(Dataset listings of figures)
%%

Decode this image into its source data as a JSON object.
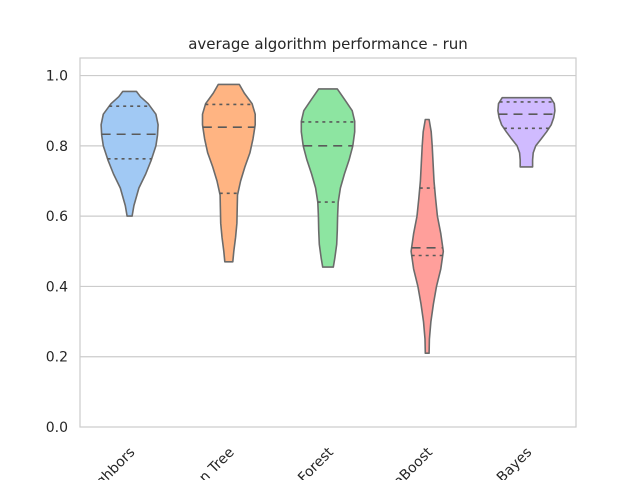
{
  "chart_data": {
    "type": "violin",
    "title": "average algorithm performance - run",
    "xlabel": "",
    "ylabel": "",
    "ylim": [
      0.0,
      1.05
    ],
    "yticks": [
      0.0,
      0.2,
      0.4,
      0.6,
      0.8,
      1.0
    ],
    "ytick_labels": [
      "0.0",
      "0.2",
      "0.4",
      "0.6",
      "0.8",
      "1.0"
    ],
    "grid": "horizontal",
    "categories": [
      "ighbors",
      "n Tree",
      "Forest",
      "aBoost",
      "Bayes"
    ],
    "colors": [
      "#a1c9f4",
      "#ffb482",
      "#8de5a1",
      "#ff9f9b",
      "#d0bbff"
    ],
    "violins": [
      {
        "label": "ighbors",
        "min": 0.6,
        "max": 0.955,
        "q1": 0.763,
        "median": 0.833,
        "q3": 0.913,
        "profile": [
          [
            0.6,
            0.08
          ],
          [
            0.63,
            0.14
          ],
          [
            0.68,
            0.3
          ],
          [
            0.72,
            0.52
          ],
          [
            0.76,
            0.7
          ],
          [
            0.8,
            0.85
          ],
          [
            0.83,
            0.9
          ],
          [
            0.86,
            0.92
          ],
          [
            0.89,
            0.85
          ],
          [
            0.92,
            0.6
          ],
          [
            0.94,
            0.35
          ],
          [
            0.955,
            0.22
          ]
        ]
      },
      {
        "label": "n Tree",
        "min": 0.47,
        "max": 0.975,
        "q1": 0.665,
        "median": 0.853,
        "q3": 0.918,
        "profile": [
          [
            0.47,
            0.13
          ],
          [
            0.5,
            0.16
          ],
          [
            0.54,
            0.22
          ],
          [
            0.58,
            0.26
          ],
          [
            0.62,
            0.27
          ],
          [
            0.66,
            0.28
          ],
          [
            0.7,
            0.38
          ],
          [
            0.74,
            0.52
          ],
          [
            0.78,
            0.68
          ],
          [
            0.82,
            0.78
          ],
          [
            0.86,
            0.85
          ],
          [
            0.89,
            0.85
          ],
          [
            0.92,
            0.75
          ],
          [
            0.95,
            0.5
          ],
          [
            0.975,
            0.34
          ]
        ]
      },
      {
        "label": "Forest",
        "min": 0.455,
        "max": 0.962,
        "q1": 0.64,
        "median": 0.8,
        "q3": 0.868,
        "profile": [
          [
            0.455,
            0.17
          ],
          [
            0.48,
            0.22
          ],
          [
            0.52,
            0.28
          ],
          [
            0.56,
            0.3
          ],
          [
            0.6,
            0.31
          ],
          [
            0.64,
            0.33
          ],
          [
            0.68,
            0.4
          ],
          [
            0.72,
            0.53
          ],
          [
            0.76,
            0.68
          ],
          [
            0.8,
            0.8
          ],
          [
            0.84,
            0.86
          ],
          [
            0.87,
            0.86
          ],
          [
            0.9,
            0.78
          ],
          [
            0.93,
            0.55
          ],
          [
            0.962,
            0.3
          ]
        ]
      },
      {
        "label": "aBoost",
        "min": 0.21,
        "max": 0.875,
        "q1": 0.488,
        "median": 0.51,
        "q3": 0.68,
        "profile": [
          [
            0.21,
            0.06
          ],
          [
            0.25,
            0.07
          ],
          [
            0.3,
            0.12
          ],
          [
            0.35,
            0.2
          ],
          [
            0.4,
            0.3
          ],
          [
            0.45,
            0.44
          ],
          [
            0.5,
            0.52
          ],
          [
            0.55,
            0.44
          ],
          [
            0.6,
            0.33
          ],
          [
            0.65,
            0.27
          ],
          [
            0.7,
            0.22
          ],
          [
            0.75,
            0.19
          ],
          [
            0.8,
            0.16
          ],
          [
            0.84,
            0.13
          ],
          [
            0.875,
            0.06
          ]
        ]
      },
      {
        "label": "Bayes",
        "min": 0.74,
        "max": 0.937,
        "q1": 0.85,
        "median": 0.89,
        "q3": 0.925,
        "profile": [
          [
            0.74,
            0.2
          ],
          [
            0.76,
            0.2
          ],
          [
            0.78,
            0.22
          ],
          [
            0.8,
            0.3
          ],
          [
            0.82,
            0.48
          ],
          [
            0.84,
            0.65
          ],
          [
            0.86,
            0.8
          ],
          [
            0.88,
            0.88
          ],
          [
            0.9,
            0.92
          ],
          [
            0.92,
            0.9
          ],
          [
            0.937,
            0.78
          ]
        ]
      }
    ]
  }
}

%%

What you will do — Without the pictures, return the entries exactly as they appear.

Result —
Decode this image into its source data as a JSON object.
{
  "chart_data": {
    "type": "violin",
    "title": "average algorithm performance - run",
    "xlabel": "",
    "ylabel": "",
    "ylim": [
      0.0,
      1.05
    ],
    "yticks": [
      0.0,
      0.2,
      0.4,
      0.6,
      0.8,
      1.0
    ],
    "ytick_labels": [
      "0.0",
      "0.2",
      "0.4",
      "0.6",
      "0.8",
      "1.0"
    ],
    "grid": "horizontal",
    "categories": [
      "ighbors",
      "n Tree",
      "Forest",
      "aBoost",
      "Bayes"
    ],
    "colors": [
      "#a1c9f4",
      "#ffb482",
      "#8de5a1",
      "#ff9f9b",
      "#d0bbff"
    ],
    "violins": [
      {
        "label": "ighbors",
        "min": 0.6,
        "max": 0.955,
        "q1": 0.763,
        "median": 0.833,
        "q3": 0.913,
        "profile": [
          [
            0.6,
            0.08
          ],
          [
            0.63,
            0.14
          ],
          [
            0.68,
            0.3
          ],
          [
            0.72,
            0.52
          ],
          [
            0.76,
            0.7
          ],
          [
            0.8,
            0.85
          ],
          [
            0.83,
            0.9
          ],
          [
            0.86,
            0.92
          ],
          [
            0.89,
            0.85
          ],
          [
            0.92,
            0.6
          ],
          [
            0.94,
            0.35
          ],
          [
            0.955,
            0.22
          ]
        ]
      },
      {
        "label": "n Tree",
        "min": 0.47,
        "max": 0.975,
        "q1": 0.665,
        "median": 0.853,
        "q3": 0.918,
        "profile": [
          [
            0.47,
            0.13
          ],
          [
            0.5,
            0.16
          ],
          [
            0.54,
            0.22
          ],
          [
            0.58,
            0.26
          ],
          [
            0.62,
            0.27
          ],
          [
            0.66,
            0.28
          ],
          [
            0.7,
            0.38
          ],
          [
            0.74,
            0.52
          ],
          [
            0.78,
            0.68
          ],
          [
            0.82,
            0.78
          ],
          [
            0.86,
            0.85
          ],
          [
            0.89,
            0.85
          ],
          [
            0.92,
            0.75
          ],
          [
            0.95,
            0.5
          ],
          [
            0.975,
            0.34
          ]
        ]
      },
      {
        "label": "Forest",
        "min": 0.455,
        "max": 0.962,
        "q1": 0.64,
        "median": 0.8,
        "q3": 0.868,
        "profile": [
          [
            0.455,
            0.17
          ],
          [
            0.48,
            0.22
          ],
          [
            0.52,
            0.28
          ],
          [
            0.56,
            0.3
          ],
          [
            0.6,
            0.31
          ],
          [
            0.64,
            0.33
          ],
          [
            0.68,
            0.4
          ],
          [
            0.72,
            0.53
          ],
          [
            0.76,
            0.68
          ],
          [
            0.8,
            0.8
          ],
          [
            0.84,
            0.86
          ],
          [
            0.87,
            0.86
          ],
          [
            0.9,
            0.78
          ],
          [
            0.93,
            0.55
          ],
          [
            0.962,
            0.3
          ]
        ]
      },
      {
        "label": "aBoost",
        "min": 0.21,
        "max": 0.875,
        "q1": 0.488,
        "median": 0.51,
        "q3": 0.68,
        "profile": [
          [
            0.21,
            0.06
          ],
          [
            0.25,
            0.07
          ],
          [
            0.3,
            0.12
          ],
          [
            0.35,
            0.2
          ],
          [
            0.4,
            0.3
          ],
          [
            0.45,
            0.44
          ],
          [
            0.5,
            0.52
          ],
          [
            0.55,
            0.44
          ],
          [
            0.6,
            0.33
          ],
          [
            0.65,
            0.27
          ],
          [
            0.7,
            0.22
          ],
          [
            0.75,
            0.19
          ],
          [
            0.8,
            0.16
          ],
          [
            0.84,
            0.13
          ],
          [
            0.875,
            0.06
          ]
        ]
      },
      {
        "label": "Bayes",
        "min": 0.74,
        "max": 0.937,
        "q1": 0.85,
        "median": 0.89,
        "q3": 0.925,
        "profile": [
          [
            0.74,
            0.2
          ],
          [
            0.76,
            0.2
          ],
          [
            0.78,
            0.22
          ],
          [
            0.8,
            0.3
          ],
          [
            0.82,
            0.48
          ],
          [
            0.84,
            0.65
          ],
          [
            0.86,
            0.8
          ],
          [
            0.88,
            0.88
          ],
          [
            0.9,
            0.92
          ],
          [
            0.92,
            0.9
          ],
          [
            0.937,
            0.78
          ]
        ]
      }
    ]
  }
}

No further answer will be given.